• **To be done**: Retype the whole listing below, character for character.

— start of Material to process —

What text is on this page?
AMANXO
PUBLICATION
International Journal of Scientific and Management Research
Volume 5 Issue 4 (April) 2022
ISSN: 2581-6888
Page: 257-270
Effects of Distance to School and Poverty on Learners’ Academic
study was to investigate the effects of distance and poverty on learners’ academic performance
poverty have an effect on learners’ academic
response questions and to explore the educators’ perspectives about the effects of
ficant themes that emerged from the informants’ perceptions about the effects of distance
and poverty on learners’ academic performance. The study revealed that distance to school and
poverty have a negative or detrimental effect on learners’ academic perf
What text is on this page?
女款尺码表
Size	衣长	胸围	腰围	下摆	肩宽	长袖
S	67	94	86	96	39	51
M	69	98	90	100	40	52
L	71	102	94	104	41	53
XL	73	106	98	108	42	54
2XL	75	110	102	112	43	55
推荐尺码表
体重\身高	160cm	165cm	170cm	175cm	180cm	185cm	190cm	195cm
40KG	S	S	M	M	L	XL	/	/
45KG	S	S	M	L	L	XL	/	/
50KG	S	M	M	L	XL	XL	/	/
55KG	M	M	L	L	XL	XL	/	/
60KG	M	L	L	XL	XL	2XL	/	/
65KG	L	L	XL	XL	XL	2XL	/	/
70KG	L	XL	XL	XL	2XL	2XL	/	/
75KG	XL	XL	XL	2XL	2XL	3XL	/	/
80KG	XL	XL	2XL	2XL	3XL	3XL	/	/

— end of Material to process —

• **Exercise output**:
What text is on this page?
AMANXO
PUBLICATION
International Journal of Scientific and Management Research
Volume 5 Issue 4 (April) 2022
ISSN: 2581-6888
Page: 257-270
Effects of Distance to School and Poverty on Learners’ Academic
study was to investigate the effects of distance and poverty on learners’ academic performance
poverty have an effect on learners’ academic
response questions and to explore the educators’ perspectives about the effects of
ficant themes that emerged from the informants’ perceptions about the effects of distance
and poverty on learners’ academic performance. The study revealed that distance to school and
poverty have a negative or detrimental effect on learners’ academic perf
What text is on this page?
女款尺码表
Size	衣长	胸围	腰围	下摆	肩宽	长袖
S	67	94	86	96	39	51
M	69	98	90	100	40	52
L	71	102	94	104	41	53
XL	73	106	98	108	42	54
2XL	75	110	102	112	43	55
推荐尺码表
体重\身高	160cm	165cm	170cm	175cm	180cm	185cm	190cm	195cm
40KG	S	S	M	M	L	XL	/	/
45KG	S	S	M	L	L	XL	/	/
50KG	S	M	M	L	XL	XL	/	/
55KG	M	M	L	L	XL	XL	/	/
60KG	M	L	L	XL	XL	2XL	/	/
65KG	L	L	XL	XL	XL	2XL	/	/
70KG	L	XL	XL	XL	2XL	2XL	/	/
75KG	XL	XL	XL	2XL	2XL	3XL	/	/
80KG	XL	XL	2XL	2XL	3XL	3XL	/	/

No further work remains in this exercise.